Locate all lines with the word "белорусского". Copy them.

==============================

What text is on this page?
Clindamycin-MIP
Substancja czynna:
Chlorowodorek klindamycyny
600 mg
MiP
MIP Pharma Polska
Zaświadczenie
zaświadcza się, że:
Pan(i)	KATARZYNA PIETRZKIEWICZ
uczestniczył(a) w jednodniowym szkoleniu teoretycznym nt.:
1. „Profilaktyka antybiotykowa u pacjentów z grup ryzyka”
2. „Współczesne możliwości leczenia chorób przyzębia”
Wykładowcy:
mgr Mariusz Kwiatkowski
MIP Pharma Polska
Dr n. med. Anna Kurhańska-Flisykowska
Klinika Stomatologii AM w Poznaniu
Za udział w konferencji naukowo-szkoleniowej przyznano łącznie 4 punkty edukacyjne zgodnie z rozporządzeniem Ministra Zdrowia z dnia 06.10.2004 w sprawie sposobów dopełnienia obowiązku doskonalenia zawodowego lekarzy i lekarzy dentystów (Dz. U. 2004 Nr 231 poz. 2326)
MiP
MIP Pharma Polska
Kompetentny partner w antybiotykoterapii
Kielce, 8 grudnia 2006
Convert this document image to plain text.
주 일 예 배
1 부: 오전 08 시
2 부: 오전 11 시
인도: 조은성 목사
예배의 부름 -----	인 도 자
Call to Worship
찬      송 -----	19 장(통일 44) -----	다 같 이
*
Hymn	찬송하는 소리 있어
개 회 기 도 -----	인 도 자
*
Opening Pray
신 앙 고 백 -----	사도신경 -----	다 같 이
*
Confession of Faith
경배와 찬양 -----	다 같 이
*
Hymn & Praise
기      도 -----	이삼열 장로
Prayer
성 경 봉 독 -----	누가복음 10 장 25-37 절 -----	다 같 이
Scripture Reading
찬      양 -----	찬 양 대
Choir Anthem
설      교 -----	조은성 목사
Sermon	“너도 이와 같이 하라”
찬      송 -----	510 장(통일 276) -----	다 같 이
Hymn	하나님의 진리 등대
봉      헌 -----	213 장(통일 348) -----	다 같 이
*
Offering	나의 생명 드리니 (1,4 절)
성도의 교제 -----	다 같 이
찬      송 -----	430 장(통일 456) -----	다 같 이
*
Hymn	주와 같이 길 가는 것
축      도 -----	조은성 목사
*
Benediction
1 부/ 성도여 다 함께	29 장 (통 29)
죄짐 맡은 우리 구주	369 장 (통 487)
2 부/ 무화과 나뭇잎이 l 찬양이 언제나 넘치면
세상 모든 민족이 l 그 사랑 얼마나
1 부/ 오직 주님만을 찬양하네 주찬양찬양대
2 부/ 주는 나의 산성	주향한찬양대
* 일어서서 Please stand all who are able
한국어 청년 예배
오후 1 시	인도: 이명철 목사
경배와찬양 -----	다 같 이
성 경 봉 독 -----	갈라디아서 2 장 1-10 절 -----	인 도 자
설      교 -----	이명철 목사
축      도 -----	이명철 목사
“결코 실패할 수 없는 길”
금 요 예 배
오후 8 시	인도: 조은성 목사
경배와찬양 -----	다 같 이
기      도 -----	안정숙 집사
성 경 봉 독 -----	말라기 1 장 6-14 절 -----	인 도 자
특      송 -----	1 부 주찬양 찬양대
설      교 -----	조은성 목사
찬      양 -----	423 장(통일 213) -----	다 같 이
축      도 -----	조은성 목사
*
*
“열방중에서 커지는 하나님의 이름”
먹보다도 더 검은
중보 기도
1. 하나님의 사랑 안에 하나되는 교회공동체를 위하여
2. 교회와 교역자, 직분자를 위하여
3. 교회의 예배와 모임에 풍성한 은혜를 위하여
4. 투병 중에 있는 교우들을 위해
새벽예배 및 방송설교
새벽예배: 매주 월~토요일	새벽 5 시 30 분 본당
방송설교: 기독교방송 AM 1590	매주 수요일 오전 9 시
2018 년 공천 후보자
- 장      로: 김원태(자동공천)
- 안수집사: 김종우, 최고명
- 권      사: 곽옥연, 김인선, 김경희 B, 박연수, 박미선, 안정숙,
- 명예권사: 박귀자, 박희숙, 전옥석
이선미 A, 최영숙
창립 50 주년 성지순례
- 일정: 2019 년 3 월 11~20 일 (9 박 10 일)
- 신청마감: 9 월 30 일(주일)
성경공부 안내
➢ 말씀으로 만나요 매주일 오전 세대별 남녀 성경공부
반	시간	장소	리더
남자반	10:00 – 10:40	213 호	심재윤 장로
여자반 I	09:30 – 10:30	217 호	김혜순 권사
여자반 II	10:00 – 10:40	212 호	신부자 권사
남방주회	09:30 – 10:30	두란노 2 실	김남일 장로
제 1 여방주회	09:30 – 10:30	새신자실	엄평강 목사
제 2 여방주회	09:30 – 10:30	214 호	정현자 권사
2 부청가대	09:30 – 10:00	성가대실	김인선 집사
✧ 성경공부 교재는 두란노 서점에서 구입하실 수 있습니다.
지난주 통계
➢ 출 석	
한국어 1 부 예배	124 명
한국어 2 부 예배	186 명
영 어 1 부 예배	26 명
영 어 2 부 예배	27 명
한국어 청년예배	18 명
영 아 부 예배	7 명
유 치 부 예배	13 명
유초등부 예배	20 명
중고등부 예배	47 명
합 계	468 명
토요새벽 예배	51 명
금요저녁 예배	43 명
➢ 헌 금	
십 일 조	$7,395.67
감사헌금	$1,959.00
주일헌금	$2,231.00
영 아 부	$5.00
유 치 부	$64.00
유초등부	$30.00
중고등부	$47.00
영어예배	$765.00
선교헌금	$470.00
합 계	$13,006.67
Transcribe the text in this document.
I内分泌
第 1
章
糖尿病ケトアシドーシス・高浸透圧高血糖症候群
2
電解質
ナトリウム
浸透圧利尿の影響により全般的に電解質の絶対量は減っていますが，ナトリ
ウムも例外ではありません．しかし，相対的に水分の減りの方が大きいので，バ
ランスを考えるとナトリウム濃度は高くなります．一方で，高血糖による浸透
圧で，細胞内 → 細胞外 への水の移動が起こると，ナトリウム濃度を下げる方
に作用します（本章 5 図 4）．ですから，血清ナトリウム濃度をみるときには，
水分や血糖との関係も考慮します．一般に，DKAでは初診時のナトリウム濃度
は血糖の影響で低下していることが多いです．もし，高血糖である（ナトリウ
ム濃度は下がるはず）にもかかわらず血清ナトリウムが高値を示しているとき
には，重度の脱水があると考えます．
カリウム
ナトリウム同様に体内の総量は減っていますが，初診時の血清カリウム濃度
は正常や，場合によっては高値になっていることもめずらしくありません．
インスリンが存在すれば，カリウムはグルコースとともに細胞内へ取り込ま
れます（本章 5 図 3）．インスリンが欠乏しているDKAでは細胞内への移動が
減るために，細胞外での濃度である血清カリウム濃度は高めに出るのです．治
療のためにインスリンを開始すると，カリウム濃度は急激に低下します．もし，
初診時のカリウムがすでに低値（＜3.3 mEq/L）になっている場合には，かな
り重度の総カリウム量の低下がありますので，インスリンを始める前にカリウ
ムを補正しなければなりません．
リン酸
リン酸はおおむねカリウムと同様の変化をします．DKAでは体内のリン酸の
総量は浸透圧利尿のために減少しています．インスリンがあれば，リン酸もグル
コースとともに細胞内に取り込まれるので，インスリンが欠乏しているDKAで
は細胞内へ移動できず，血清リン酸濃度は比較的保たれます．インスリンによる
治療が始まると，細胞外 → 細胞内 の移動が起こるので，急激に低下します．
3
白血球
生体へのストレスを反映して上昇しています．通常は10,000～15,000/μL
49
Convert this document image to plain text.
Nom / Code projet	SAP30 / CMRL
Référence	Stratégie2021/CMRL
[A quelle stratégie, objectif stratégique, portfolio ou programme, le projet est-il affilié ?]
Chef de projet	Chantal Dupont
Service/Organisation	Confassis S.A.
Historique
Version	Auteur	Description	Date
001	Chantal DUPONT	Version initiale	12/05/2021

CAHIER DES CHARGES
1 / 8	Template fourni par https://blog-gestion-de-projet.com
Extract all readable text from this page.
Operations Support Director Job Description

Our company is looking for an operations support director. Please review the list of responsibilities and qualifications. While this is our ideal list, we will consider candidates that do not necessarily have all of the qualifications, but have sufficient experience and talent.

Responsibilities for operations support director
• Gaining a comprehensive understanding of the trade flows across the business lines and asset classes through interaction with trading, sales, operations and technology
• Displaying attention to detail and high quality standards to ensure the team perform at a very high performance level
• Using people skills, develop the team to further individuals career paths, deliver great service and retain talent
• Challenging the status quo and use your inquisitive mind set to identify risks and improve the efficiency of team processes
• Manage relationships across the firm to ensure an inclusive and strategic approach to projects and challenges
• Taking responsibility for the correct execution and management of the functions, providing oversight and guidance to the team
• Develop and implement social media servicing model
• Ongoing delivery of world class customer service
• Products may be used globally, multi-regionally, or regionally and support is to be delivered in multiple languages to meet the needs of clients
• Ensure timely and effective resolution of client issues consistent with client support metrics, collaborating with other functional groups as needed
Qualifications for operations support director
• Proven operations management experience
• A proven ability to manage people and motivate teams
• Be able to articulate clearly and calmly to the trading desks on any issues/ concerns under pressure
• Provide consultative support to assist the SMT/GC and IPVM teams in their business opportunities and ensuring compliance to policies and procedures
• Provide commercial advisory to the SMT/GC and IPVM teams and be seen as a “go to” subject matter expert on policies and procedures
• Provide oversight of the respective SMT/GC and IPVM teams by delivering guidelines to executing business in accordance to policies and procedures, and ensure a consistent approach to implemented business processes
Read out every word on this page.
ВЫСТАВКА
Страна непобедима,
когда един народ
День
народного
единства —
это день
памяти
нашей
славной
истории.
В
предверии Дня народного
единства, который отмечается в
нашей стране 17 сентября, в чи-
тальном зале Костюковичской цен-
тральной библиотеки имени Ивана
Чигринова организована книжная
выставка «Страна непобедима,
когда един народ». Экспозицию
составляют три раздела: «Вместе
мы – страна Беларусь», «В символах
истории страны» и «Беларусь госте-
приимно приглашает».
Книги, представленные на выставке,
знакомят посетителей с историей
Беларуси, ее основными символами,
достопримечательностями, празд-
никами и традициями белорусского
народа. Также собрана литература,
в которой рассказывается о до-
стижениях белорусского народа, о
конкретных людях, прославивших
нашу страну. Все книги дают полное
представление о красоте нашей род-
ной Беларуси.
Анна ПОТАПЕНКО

==============================

> **EXERCISE ANSWER**:
никами и традициями белорусского
стижениях белорусского народа, о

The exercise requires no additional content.